* Compito da svolgere
Secondo la lettera sul turno notturno di MSF a Beira, in che anno Aida è diventata membro dello staff?
---------- Estratto selezionato
6 novembre 2019

MSF È LA MIA FAMIGLIA

Cari sostenitori,

È venerdì notte e con indosso l’inconfondibile maglietta di Medici Senza Frontiere sto andando a lavoro. Sull’uscio bacio Elena e mio figlio Lele che fra poco andrà dormire.

Raggiungo la jeep in cui mi attendono i colleghi della clinica notturna. Siamo di turno anche di sera nel fine settimana per cercare di raggiungere quelle persone che di giorno lavorano e non riescono a farsi visitare. Il turno serale ci permette di fare soprattutto sensibilizzazione, test per l’HIV e vaccinazione per l’Epatite B, attività importantissime per la salute della popolazione qui a Beira.

Con me ci sono un’infermiera e degli educatori. Capita a volte che i membri del nostro staff siano stati in passato nostri beneficiari. È proprio ciò che è successo ad Aida.

“MSF è stata l’unica famiglia che ho avuto in tutta la mia vita”.

Sono state queste le sue esatte parole quando mi ha raccontato la sua storia. Aida lavorava in strada, non aveva nessuno, né genitori, fratelli o sorelle. Gli operatori di MSF la portavano in ospedale per fare il test di HIV, finché quattro anni fa il test è risultato positivo, Aida aveva contratto il virus.

Nel 2017 ha deciso di candidarsi per lavorare con noi, ha passato le selezioni ed è diventata membro dello staff. Questo lavoro la rende felice perché può aiutare altre ragazze che si prostituiscono. Conosce bene i rischi di questo lavoro, la frequenza dei casi di violenza, il pericolo di contrarre malattie, proprio perché le ha vissute sulla sua pelle.

Aida sa quanto sia importante portare avanti il lavoro di MSF. Durante questo turno di venerdì incontriamo molte ragazze, alcune sembrano addirittura delle bambine. La maggior parte di loro le incontriamo in una zona di Beira che si chiama “il corridoio”, un passaggio strettissimo tristemente noto per essere un punto di ritrovo per le lavoratrici del sesso.

Con ciascuna di loro cerchiamo di instaurare un dialogo, di farle sentire al sicuro. Distribuiamo gratuitamente contraccettivi, le informiamo su come proteggersi, le aiutiamo in questo lavoro così difficile e incerto.

Siamo contente perché ci state proteggendo, grazie”.

È il messaggio semplice di alcune di loro con cui voglio salutarvi oggi, perché in questa protezione ci siete anche voi, che credete nella solidarietà oltre ogni confine, oltre i muri e i pregiudizi di sorta.

Non ci sono parole per ringraziarvi appieno.
--------------------
---------- Estratto dei dati
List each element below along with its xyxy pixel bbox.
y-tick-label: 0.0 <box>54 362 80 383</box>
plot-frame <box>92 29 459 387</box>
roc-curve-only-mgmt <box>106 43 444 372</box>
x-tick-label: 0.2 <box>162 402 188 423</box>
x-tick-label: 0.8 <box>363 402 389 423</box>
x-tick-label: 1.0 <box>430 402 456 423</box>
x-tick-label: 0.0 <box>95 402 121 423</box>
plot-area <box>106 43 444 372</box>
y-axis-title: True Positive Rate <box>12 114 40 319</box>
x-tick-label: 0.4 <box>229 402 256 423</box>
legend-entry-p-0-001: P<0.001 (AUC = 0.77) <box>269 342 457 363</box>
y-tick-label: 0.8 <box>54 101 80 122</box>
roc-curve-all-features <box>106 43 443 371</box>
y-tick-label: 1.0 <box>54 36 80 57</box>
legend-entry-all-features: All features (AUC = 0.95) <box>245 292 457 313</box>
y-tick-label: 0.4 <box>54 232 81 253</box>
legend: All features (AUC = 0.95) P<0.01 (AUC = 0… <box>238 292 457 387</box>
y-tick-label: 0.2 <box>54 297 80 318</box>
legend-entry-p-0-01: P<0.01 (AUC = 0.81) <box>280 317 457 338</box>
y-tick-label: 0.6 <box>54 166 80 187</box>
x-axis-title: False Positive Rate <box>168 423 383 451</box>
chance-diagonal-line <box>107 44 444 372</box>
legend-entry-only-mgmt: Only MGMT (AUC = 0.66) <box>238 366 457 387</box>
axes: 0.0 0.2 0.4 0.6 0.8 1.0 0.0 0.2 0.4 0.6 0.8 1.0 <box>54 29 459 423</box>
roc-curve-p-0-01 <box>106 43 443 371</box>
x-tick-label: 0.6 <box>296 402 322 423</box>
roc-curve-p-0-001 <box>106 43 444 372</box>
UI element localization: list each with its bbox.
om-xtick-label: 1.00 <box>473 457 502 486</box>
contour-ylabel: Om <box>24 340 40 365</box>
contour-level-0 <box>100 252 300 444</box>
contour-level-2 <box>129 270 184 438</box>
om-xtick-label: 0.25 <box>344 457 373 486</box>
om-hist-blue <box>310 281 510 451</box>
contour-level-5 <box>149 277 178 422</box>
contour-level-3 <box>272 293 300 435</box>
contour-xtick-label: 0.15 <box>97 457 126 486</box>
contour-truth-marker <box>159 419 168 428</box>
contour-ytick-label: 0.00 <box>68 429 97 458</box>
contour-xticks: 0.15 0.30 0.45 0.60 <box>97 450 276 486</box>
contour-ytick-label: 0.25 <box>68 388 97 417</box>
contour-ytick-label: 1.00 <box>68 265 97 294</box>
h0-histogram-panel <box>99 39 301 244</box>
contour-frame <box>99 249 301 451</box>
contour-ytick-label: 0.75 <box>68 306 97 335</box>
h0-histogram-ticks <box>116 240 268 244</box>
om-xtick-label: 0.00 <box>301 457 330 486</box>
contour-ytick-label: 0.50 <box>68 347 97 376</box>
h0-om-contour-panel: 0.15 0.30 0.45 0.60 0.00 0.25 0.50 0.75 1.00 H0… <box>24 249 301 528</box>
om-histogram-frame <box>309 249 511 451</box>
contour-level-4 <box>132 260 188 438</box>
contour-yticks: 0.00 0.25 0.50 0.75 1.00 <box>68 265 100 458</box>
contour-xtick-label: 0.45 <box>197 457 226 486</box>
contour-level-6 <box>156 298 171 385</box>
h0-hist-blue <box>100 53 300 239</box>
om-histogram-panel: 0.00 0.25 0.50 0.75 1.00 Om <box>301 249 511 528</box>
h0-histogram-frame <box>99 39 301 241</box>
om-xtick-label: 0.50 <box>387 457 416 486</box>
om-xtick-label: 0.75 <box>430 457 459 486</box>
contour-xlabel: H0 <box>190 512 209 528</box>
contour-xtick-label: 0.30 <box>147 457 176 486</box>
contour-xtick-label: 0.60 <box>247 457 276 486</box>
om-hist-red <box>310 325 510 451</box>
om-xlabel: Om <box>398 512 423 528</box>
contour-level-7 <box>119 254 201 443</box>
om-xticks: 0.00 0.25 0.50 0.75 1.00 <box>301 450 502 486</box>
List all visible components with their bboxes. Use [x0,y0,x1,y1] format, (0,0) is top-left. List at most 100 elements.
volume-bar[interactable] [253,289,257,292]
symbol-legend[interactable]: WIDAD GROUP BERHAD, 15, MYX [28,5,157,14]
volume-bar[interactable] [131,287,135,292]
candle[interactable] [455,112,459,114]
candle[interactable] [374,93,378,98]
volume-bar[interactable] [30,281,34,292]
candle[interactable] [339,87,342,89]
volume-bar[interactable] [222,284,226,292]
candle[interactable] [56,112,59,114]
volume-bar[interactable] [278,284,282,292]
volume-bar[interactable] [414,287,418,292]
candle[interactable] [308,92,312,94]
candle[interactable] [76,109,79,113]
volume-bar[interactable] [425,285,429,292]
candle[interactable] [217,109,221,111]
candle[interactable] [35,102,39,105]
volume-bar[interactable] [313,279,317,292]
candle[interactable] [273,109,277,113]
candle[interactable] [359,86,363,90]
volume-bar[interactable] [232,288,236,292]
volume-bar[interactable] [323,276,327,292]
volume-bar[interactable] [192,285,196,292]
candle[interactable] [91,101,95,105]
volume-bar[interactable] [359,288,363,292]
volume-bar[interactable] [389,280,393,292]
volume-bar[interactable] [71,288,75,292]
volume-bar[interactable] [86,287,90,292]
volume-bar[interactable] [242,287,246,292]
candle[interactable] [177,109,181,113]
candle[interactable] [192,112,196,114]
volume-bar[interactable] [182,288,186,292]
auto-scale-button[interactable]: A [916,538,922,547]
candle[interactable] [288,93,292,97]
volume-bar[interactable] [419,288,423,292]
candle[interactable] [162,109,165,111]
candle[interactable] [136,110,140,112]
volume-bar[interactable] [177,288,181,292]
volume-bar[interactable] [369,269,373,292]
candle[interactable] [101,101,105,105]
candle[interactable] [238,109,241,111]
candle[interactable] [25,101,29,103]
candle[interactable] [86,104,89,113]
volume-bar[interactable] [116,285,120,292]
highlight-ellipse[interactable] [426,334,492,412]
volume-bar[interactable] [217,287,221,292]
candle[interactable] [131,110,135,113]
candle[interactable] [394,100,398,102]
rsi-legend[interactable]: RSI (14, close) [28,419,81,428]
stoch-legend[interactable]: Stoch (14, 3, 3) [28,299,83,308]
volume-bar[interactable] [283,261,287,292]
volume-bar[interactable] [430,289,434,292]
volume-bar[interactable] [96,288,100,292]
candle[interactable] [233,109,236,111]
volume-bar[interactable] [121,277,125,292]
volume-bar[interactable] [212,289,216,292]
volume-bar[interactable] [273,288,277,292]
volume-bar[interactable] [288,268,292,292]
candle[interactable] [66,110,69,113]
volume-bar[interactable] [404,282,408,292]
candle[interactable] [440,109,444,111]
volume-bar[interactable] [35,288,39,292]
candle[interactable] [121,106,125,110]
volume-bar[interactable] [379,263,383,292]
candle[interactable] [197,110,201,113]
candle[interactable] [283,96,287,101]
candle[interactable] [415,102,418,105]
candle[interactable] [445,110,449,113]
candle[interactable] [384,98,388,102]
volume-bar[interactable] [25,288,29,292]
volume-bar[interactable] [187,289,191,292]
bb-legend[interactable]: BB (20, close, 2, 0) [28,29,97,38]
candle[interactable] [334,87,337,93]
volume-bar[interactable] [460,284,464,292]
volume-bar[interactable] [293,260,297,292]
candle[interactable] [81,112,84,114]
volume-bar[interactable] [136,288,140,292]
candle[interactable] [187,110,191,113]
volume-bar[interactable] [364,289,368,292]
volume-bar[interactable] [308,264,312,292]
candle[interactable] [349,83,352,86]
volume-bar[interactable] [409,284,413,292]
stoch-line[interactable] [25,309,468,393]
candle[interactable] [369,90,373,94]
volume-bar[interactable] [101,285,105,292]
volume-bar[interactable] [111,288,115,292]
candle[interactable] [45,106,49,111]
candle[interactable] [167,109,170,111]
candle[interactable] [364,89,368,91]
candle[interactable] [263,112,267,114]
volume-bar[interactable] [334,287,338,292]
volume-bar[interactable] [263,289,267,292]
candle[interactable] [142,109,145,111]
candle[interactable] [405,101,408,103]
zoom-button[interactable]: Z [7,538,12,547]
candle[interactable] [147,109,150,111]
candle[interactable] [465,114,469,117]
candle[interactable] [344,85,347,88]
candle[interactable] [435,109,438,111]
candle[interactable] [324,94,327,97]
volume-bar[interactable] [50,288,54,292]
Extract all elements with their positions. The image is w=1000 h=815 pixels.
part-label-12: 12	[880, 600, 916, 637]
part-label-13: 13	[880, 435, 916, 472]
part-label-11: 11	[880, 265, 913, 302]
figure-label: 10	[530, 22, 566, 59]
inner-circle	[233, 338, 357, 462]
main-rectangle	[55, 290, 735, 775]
--------------------
* Soluzione dell'esercizio
Nel 2017.